EXERCISE DETAILS:
Gather the lines below that include the string "deviation", copying each in full.

▼

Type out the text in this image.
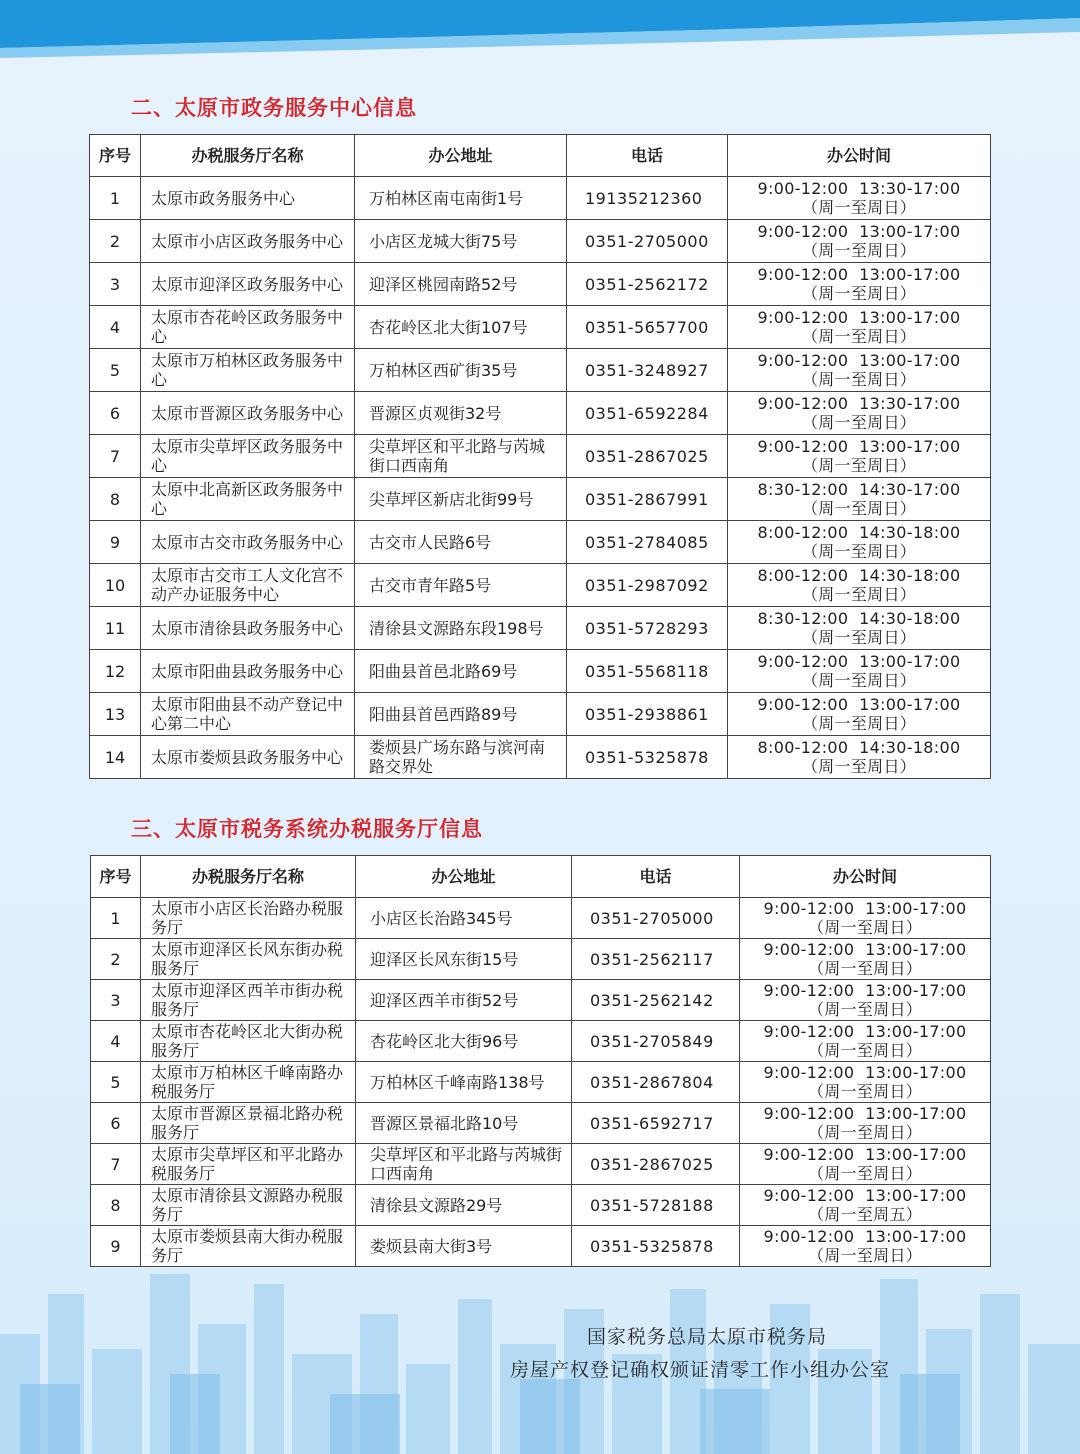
二、太原市政务服务中心信息
序号	办税服务厅名称	办公地址	电话	办公时间
1	太原市政务服务中心	万柏林区南屯南街1号	19135212360	9:00-12:00  13:30-17:00
（周一至周日）

2	太原市小店区政务服务中心	小店区龙城大街75号	0351-2705000	9:00-12:00  13:00-17:00
（周一至周日）

3	太原市迎泽区政务服务中心	迎泽区桃园南路52号	0351-2562172	9:00-12:00  13:00-17:00
（周一至周日）

4	太原市杏花岭区政务服务中心	杏花岭区北大街107号	0351-5657700	9:00-12:00  13:00-17:00
（周一至周日）

5	太原市万柏林区政务服务中心	万柏林区西矿街35号	0351-3248927	9:00-12:00  13:00-17:00
（周一至周日）

6	太原市晋源区政务服务中心	晋源区贞观街32号	0351-6592284	9:00-12:00  13:30-17:00
（周一至周日）

7	太原市尖草坪区政务服务中心	尖草坪区和平北路与芮城街口西南角	0351-2867025	9:00-12:00  13:00-17:00
（周一至周日）

8	太原中北高新区政务服务中心	尖草坪区新店北街99号	0351-2867991	8:30-12:00  14:30-17:00
（周一至周日）

9	太原市古交市政务服务中心	古交市人民路6号	0351-2784085	8:00-12:00  14:30-18:00
（周一至周日）

10	太原市古交市工人文化宫不动产办证服务中心	古交市青年路5号	0351-2987092	8:00-12:00  14:30-18:00
（周一至周日）

11	太原市清徐县政务服务中心	清徐县文源路东段198号	0351-5728293	8:30-12:00  14:30-18:00
（周一至周日）

12	太原市阳曲县政务服务中心	阳曲县首邑北路69号	0351-5568118	9:00-12:00  13:00-17:00
（周一至周日）

13	太原市阳曲县不动产登记中心第二中心	阳曲县首邑西路89号	0351-2938861	9:00-12:00  13:00-17:00
（周一至周日）

14	太原市娄烦县政务服务中心	娄烦县广场东路与滨河南路交界处	0351-5325878	8:00-12:00  14:30-18:00
（周一至周日）
三、太原市税务系统办税服务厅信息
序号	办税服务厅名称	办公地址	电话	办公时间
1	太原市小店区长治路办税服务厅	小店区长治路345号	0351-2705000	9:00-12:00  13:00-17:00
（周一至周日）

2	太原市迎泽区长风东街办税服务厅	迎泽区长风东街15号	0351-2562117	9:00-12:00  13:00-17:00
（周一至周日）

3	太原市迎泽区西羊市街办税服务厅	迎泽区西羊市街52号	0351-2562142	9:00-12:00  13:00-17:00
（周一至周日）

4	太原市杏花岭区北大街办税服务厅	杏花岭区北大街96号	0351-2705849	9:00-12:00  13:00-17:00
（周一至周日）

5	太原市万柏林区千峰南路办税服务厅	万柏林区千峰南路138号	0351-2867804	9:00-12:00  13:00-17:00
（周一至周日）

6	太原市晋源区景福北路办税服务厅	晋源区景福北路10号	0351-6592717	9:00-12:00  13:00-17:00
（周一至周日）

7	太原市尖草坪区和平北路办税服务厅	尖草坪区和平北路与芮城街口西南角	0351-2867025	9:00-12:00  13:00-17:00
（周一至周日）

8	太原市清徐县文源路办税服务厅	清徐县文源路29号	0351-5728188	9:00-12:00  13:00-17:00
（周一至周五）

9	太原市娄烦县南大街办税服务厅	娄烦县南大街3号	0351-5325878	9:00-12:00  13:00-17:00
（周一至周日）
国家税务总局太原市税务局
房屋产权登记确权颁证清零工作小组办公室
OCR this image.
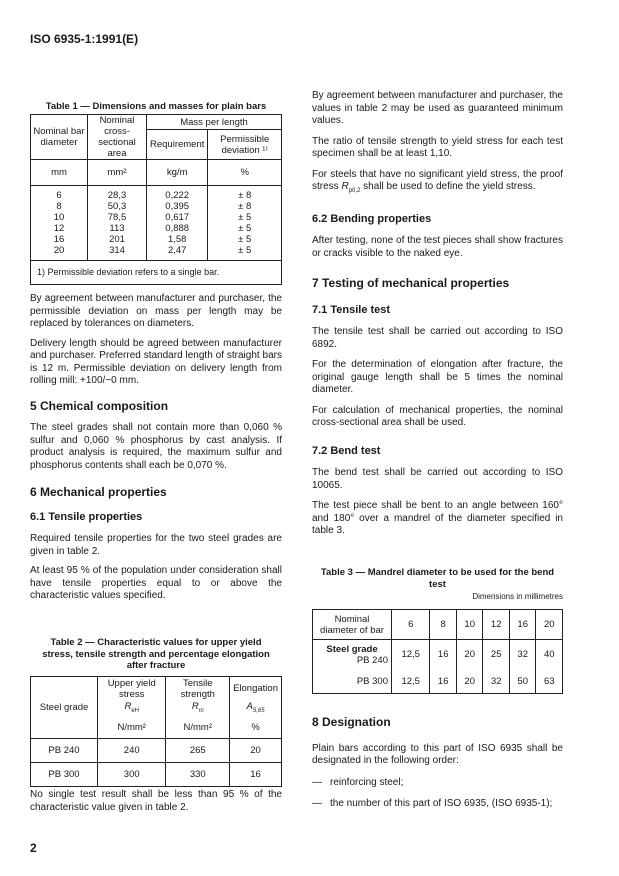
ISO 6935-1:1991(E)
Table 1 — Dimensions and masses for plain bars
Nominal bar diameter	Nominal cross-sectional area	Mass per length	
		Requirement	Permissible deviation ¹⁾
mm	mm²	kg/m	%
6	28,3	0,222	± 8
8	50,3	0,395	± 8
10	78,5	0,617	± 5
12	113	0,888	± 5
16	201	1,58	± 5
20	314	2,47	± 5
1) Permissible deviation refers to a single bar.			

By agreement between manufacturer and purchaser, the permissible deviation on mass per length may be replaced by tolerances on diameters.

Delivery length should be agreed between manufacturer and purchaser. Preferred standard length of straight bars is 12 m. Permissible deviation on delivery length from rolling mill: +100/−0 mm.

5 Chemical composition

The steel grades shall not contain more than 0,060 % sulfur and 0,060 % phosphorus by cast analysis. If product analysis is required, the maximum sulfur and phosphorus contents shall each be 0,070 %.

6 Mechanical properties
6.1 Tensile properties

Required tensile properties for the two steel grades are given in table 2.

At least 95 % of the population under consideration shall have tensile properties equal to or above the characteristic values specified.

Table 2 — Characteristic values for upper yield stress, tensile strength and percentage elongation after fracture
Steel grade	Upper yield stress	Tensile strength	Elongation
	$R_{eH}$	$R_m$	$A_{5,65}$
	N/mm²	N/mm²	%
PB 240	240	265	20
PB 300	300	330	16

No single test result shall be less than 95 % of the characteristic value given in table 2.

2

By agreement between manufacturer and purchaser, the values in table 2 may be used as guaranteed minimum values.

The ratio of tensile strength to yield stress for each test specimen shall be at least 1,10.

For steels that have no significant yield stress, the proof stress $R_{p0,2}$ shall be used to define the yield stress.

6.2 Bending properties

After testing, none of the test pieces shall show fractures or cracks visible to the naked eye.

7 Testing of mechanical properties
7.1 Tensile test

The tensile test shall be carried out according to ISO 6892.

For the determination of elongation after fracture, the original gauge length shall be 5 times the nominal diameter.

For calculation of mechanical properties, the nominal cross-sectional area shall be used.

7.2 Bend test

The bend test shall be carried out according to ISO 10065.

The test piece shall be bent to an angle between 160° and 180° over a mandrel of the diameter specified in table 3.

Table 3 — Mandrel diameter to be used for the bend test
Dimensions in millimetres
Nominal diameter of bar	6	8	10	12	16	20

Steel grade
PB 240	12,5	16	20	25	32	40
PB 300	12,5	16	20	32	50	63
8 Designation

Plain bars according to this part of ISO 6935 shall be designated in the following order:

— reinforcing steel;
— the number of this part of ISO 6935, (ISO 6935-1);
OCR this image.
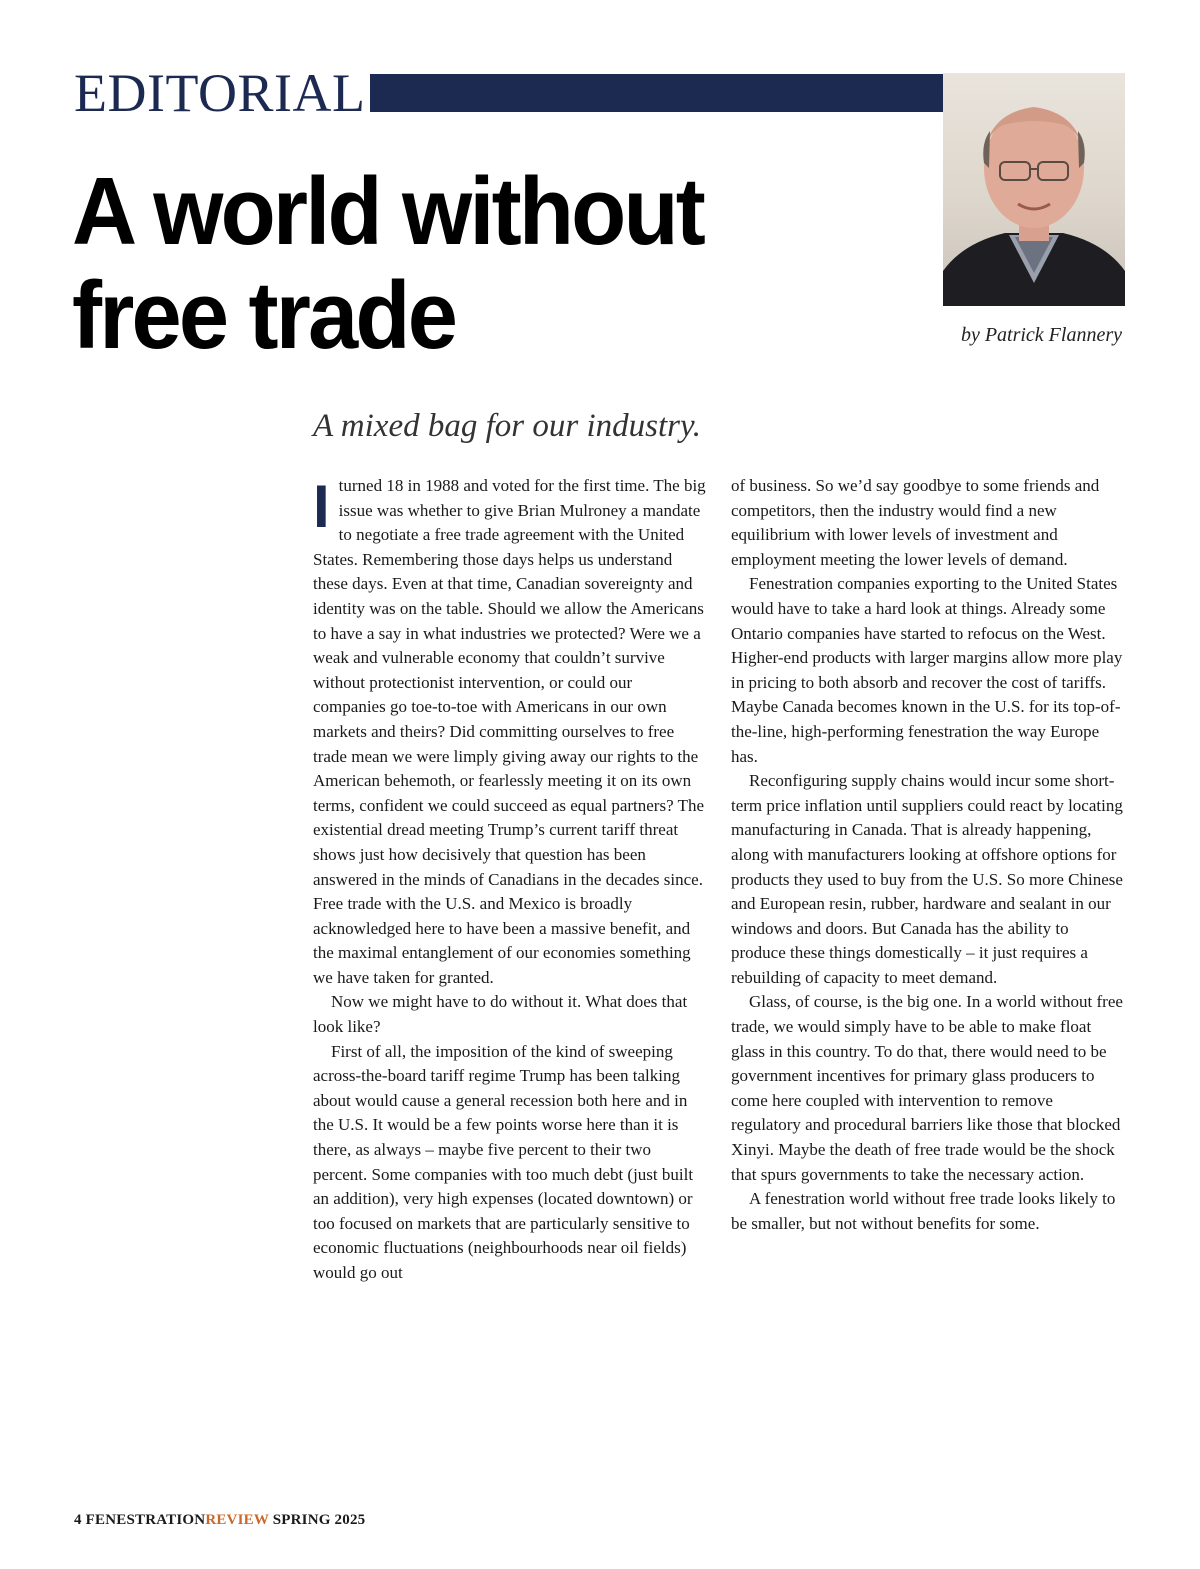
EDITORIAL
A world without
free trade	by Patrick Flannery
A mixed bag for our industry.

Iturned 18 in 1988 and voted for the first time. The big issue was whether to give Brian Mulroney a mandate to negotiate a free trade agreement with the United States. Remembering those days helps us understand these days. Even at that time, Canadian sovereignty and identity was on the table. Should we allow the Americans to have a say in what industries we protected? Were we a weak and vulnerable economy that couldn’t survive without protectionist intervention, or could our companies go toe-to-toe with Americans in our own markets and theirs? Did committing ourselves to free trade mean we were limply giving away our rights to the American behemoth, or fearlessly meeting it on its own terms, confident we could succeed as equal partners? The existential dread meeting Trump’s current tariff threat shows just how decisively that question has been answered in the minds of Canadians in the decades since. Free trade with the U.S. and Mexico is broadly acknowledged here to have been a massive benefit, and the maximal entanglement of our economies something we have taken for granted.

Now we might have to do without it. What does that look like?

First of all, the imposition of the kind of sweeping across-the-board tariff regime Trump has been talking about would cause a general recession both here and in the U.S. It would be a few points worse here than it is there, as always – maybe five percent to their two percent. Some companies with too much debt (just built an addition), very high expenses (located downtown) or too focused on markets that are particularly sensitive to economic fluctuations (neighbourhoods near oil fields) would go out

of business. So we’d say goodbye to some friends and competitors, then the industry would find a new equilibrium with lower levels of investment and employment meeting the lower levels of demand.

Fenestration companies exporting to the United States would have to take a hard look at things. Already some Ontario companies have started to refocus on the West. Higher-end products with larger margins allow more play in pricing to both absorb and recover the cost of tariffs. Maybe Canada becomes known in the U.S. for its top-of-the-line, high-performing fenestration the way Europe has.

Reconfiguring supply chains would incur some short-term price inflation until suppliers could react by locating manufacturing in Canada. That is already happening, along with manufacturers looking at offshore options for products they used to buy from the U.S. So more Chinese and European resin, rubber, hardware and sealant in our windows and doors. But Canada has the ability to produce these things domestically – it just requires a rebuilding of capacity to meet demand.

Glass, of course, is the big one. In a world without free trade, we would simply have to be able to make float glass in this country. To do that, there would need to be government incentives for primary glass producers to come here coupled with intervention to remove regulatory and procedural barriers like those that blocked Xinyi. Maybe the death of free trade would be the shock that spurs governments to take the necessary action.

A fenestration world without free trade looks likely to be smaller, but not without benefits for some.

4 FENESTRATIONREVIEW SPRING 2025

▲

COMPLETED TASK:
		Requirement	Permissible deviation ¹⁾
1) Permissible deviation refers to a single bar.			
By agreement between manufacturer and purchaser, the permissible deviation on mass per length may be replaced by tolerances on diameters.
Delivery length should be agreed between manufacturer and purchaser. Preferred standard length of straight bars is 12 m. Permissible deviation on delivery length from rolling mill: +100/−0 mm.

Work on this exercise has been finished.